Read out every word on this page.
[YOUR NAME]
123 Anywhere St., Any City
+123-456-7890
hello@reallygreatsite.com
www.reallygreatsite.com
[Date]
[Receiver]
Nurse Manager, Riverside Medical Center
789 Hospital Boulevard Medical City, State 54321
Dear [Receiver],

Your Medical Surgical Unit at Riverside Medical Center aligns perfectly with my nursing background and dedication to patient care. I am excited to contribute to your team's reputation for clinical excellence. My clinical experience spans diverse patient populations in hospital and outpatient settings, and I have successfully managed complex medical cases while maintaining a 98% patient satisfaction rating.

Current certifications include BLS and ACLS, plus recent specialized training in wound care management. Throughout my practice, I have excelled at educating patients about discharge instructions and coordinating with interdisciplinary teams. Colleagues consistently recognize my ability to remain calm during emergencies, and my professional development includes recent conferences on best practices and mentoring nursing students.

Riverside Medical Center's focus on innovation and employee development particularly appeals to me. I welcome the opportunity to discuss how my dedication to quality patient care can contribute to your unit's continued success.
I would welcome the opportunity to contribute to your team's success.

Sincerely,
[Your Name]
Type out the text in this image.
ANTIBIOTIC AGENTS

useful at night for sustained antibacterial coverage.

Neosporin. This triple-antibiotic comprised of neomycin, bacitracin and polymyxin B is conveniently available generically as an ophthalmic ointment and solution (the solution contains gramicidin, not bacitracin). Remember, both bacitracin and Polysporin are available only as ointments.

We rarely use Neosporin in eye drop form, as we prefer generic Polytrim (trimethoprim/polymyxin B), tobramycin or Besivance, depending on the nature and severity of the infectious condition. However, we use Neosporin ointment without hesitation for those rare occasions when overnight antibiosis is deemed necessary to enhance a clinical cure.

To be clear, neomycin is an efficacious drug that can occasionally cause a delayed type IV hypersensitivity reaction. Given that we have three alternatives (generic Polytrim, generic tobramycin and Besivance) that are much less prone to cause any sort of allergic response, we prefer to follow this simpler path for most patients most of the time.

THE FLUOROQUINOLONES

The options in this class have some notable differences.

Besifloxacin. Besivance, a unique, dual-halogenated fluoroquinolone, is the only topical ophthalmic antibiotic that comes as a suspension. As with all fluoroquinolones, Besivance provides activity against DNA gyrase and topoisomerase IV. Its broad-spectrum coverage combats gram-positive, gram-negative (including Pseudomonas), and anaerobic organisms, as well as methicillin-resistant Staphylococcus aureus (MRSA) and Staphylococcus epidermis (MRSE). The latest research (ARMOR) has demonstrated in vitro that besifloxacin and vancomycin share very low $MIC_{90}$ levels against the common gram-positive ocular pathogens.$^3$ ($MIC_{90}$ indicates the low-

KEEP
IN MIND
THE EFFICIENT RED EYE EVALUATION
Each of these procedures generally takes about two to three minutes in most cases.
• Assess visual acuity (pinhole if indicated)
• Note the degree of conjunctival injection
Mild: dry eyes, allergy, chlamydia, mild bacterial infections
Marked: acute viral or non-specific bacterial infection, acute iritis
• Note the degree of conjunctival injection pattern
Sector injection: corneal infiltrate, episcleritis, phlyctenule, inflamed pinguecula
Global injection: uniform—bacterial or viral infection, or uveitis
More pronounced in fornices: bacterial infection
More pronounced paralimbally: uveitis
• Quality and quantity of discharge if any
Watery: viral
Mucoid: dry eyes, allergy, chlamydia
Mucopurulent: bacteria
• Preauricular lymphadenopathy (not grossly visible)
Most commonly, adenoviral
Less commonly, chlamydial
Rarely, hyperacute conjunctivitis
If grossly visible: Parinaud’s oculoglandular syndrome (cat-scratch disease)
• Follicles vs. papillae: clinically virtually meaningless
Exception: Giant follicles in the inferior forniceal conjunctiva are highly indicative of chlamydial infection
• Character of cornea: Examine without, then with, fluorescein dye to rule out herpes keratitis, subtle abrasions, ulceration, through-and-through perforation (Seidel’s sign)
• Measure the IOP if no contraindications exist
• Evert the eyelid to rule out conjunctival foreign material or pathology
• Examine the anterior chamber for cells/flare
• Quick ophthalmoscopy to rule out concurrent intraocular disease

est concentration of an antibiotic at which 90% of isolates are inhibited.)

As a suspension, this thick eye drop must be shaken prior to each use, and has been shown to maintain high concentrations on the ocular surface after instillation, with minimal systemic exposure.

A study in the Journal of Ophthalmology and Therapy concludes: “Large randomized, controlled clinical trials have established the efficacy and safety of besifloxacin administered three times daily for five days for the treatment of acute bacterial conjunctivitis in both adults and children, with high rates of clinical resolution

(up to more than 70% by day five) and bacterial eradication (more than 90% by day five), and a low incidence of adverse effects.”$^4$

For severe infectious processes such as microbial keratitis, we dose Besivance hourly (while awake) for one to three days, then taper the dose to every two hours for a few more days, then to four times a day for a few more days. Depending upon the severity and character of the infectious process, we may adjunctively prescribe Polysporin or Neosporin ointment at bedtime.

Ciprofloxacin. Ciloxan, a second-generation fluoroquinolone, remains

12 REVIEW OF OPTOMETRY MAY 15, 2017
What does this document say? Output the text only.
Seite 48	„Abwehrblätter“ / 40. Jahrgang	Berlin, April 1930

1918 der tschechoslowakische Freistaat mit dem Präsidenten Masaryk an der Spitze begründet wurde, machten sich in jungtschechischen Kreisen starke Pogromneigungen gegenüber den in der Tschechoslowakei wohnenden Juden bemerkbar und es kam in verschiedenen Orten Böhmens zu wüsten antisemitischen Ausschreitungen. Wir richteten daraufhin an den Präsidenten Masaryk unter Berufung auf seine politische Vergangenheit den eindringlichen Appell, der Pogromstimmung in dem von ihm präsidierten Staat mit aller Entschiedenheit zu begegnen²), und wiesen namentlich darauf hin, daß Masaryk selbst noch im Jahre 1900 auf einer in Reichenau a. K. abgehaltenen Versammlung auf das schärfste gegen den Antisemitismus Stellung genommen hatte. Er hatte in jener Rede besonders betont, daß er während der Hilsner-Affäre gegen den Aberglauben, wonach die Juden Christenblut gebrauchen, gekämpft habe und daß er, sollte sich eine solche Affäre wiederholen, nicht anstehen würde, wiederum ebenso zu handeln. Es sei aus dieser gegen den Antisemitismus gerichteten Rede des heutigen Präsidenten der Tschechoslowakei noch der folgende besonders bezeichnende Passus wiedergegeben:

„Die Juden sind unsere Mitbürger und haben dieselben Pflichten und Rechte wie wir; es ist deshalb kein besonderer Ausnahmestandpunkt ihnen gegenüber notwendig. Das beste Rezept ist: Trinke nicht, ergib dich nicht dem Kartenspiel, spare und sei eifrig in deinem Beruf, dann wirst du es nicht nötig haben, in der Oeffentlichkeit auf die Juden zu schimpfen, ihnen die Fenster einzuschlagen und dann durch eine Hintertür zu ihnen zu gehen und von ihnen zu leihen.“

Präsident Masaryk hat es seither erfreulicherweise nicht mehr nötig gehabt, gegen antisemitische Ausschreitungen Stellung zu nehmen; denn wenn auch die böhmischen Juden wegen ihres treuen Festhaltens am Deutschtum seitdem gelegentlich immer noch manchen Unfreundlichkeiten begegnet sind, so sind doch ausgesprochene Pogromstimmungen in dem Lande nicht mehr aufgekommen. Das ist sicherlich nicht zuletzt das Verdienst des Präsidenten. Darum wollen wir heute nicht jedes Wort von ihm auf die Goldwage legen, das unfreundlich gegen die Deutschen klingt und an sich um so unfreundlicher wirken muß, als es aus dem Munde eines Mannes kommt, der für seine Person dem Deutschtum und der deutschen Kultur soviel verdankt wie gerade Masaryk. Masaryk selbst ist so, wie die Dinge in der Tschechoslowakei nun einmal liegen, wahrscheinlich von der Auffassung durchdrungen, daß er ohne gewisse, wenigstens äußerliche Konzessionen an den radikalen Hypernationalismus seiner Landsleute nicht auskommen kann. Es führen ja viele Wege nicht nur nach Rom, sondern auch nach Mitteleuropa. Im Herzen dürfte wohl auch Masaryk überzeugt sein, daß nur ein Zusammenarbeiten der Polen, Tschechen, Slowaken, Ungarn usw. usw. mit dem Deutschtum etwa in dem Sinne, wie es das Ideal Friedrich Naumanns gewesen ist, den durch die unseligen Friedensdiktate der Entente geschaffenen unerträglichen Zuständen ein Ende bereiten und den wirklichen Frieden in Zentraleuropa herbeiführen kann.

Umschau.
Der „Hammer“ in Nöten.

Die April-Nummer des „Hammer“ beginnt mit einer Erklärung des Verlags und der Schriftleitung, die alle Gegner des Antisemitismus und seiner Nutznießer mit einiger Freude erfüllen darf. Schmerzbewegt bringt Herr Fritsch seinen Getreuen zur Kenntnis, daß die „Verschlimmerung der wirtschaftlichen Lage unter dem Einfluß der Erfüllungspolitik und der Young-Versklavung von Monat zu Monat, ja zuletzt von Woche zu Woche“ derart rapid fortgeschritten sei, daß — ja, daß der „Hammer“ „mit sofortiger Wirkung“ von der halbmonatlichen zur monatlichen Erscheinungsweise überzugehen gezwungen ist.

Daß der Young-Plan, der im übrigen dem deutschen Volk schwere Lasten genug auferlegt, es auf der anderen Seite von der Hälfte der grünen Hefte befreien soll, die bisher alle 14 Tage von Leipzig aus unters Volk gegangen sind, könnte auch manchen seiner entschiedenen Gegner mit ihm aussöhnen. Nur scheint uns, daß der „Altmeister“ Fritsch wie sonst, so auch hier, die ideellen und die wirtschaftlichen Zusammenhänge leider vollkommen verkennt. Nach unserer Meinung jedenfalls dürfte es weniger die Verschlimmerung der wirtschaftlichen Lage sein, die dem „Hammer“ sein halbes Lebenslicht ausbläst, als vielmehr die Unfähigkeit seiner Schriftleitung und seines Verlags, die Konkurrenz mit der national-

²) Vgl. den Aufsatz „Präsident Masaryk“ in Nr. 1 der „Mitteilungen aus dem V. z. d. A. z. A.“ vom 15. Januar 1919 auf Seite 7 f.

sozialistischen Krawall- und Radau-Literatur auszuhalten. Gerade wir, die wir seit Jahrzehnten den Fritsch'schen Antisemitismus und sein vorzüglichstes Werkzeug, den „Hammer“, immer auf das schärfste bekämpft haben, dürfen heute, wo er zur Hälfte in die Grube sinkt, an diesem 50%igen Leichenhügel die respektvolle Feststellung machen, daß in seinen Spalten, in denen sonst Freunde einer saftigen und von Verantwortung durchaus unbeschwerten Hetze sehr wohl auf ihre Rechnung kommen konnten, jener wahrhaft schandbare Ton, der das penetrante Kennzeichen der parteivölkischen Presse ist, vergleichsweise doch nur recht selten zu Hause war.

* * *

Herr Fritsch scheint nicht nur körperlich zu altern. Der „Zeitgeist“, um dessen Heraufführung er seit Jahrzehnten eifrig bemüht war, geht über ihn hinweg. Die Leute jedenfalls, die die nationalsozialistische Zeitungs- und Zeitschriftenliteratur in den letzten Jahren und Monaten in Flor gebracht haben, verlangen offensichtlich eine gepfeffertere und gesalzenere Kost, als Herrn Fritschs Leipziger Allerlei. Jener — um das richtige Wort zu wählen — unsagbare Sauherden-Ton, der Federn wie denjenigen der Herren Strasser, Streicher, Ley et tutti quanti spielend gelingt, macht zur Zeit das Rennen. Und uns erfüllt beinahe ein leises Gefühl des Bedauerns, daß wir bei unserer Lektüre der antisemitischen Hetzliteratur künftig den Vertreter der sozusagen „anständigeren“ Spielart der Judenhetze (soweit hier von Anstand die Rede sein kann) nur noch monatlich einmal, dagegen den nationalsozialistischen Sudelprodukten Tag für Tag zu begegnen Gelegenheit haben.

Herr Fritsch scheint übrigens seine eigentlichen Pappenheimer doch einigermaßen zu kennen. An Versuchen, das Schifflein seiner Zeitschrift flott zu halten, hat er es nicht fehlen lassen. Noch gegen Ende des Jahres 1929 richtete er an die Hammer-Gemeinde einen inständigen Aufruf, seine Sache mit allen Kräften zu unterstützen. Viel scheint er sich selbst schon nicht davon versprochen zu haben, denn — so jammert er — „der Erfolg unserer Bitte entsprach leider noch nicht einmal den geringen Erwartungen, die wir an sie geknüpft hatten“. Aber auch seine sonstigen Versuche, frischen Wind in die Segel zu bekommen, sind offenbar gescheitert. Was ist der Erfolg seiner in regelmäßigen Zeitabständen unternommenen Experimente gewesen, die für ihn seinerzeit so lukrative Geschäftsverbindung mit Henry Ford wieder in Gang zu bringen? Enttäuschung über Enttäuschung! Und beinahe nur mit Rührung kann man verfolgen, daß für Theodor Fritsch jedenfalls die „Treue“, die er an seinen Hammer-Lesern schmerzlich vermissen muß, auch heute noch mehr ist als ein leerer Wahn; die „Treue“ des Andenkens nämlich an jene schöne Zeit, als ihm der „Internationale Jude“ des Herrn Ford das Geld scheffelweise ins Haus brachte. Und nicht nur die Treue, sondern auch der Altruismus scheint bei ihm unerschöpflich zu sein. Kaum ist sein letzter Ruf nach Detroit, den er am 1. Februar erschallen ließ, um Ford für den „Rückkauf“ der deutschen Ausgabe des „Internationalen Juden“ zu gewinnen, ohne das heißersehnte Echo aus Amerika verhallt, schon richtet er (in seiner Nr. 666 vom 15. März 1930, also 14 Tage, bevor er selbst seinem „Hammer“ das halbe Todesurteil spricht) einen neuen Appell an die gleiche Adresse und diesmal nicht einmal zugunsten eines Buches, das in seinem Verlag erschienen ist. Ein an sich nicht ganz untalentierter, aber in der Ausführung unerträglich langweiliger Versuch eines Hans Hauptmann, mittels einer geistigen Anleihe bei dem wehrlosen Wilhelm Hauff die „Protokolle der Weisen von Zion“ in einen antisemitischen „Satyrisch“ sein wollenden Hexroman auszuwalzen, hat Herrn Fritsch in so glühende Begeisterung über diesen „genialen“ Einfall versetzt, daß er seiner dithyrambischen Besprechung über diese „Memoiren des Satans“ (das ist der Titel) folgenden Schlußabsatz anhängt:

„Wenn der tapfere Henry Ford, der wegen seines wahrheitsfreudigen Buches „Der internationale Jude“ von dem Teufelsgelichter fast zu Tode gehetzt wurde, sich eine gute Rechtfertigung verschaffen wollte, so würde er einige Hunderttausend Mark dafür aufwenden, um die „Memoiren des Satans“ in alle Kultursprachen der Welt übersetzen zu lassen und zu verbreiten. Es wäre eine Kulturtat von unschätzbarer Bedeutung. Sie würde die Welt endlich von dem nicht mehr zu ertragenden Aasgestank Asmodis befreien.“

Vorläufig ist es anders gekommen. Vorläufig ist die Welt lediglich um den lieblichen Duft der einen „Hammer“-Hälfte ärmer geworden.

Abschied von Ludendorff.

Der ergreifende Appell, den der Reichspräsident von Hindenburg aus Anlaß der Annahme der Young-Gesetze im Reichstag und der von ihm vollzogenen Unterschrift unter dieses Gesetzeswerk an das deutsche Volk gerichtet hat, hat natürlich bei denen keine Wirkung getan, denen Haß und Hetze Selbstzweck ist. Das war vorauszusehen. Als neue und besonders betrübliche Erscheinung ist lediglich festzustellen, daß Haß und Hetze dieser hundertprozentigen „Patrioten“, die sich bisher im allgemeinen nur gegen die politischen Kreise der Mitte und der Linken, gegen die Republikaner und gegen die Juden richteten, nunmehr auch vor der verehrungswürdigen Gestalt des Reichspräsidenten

**Task instructions:** Only lines with the string "commonly" belong in the answer; copy each of them from the listing.

**Task result:**
Most commonly, adenoviral
Less commonly, chlamydial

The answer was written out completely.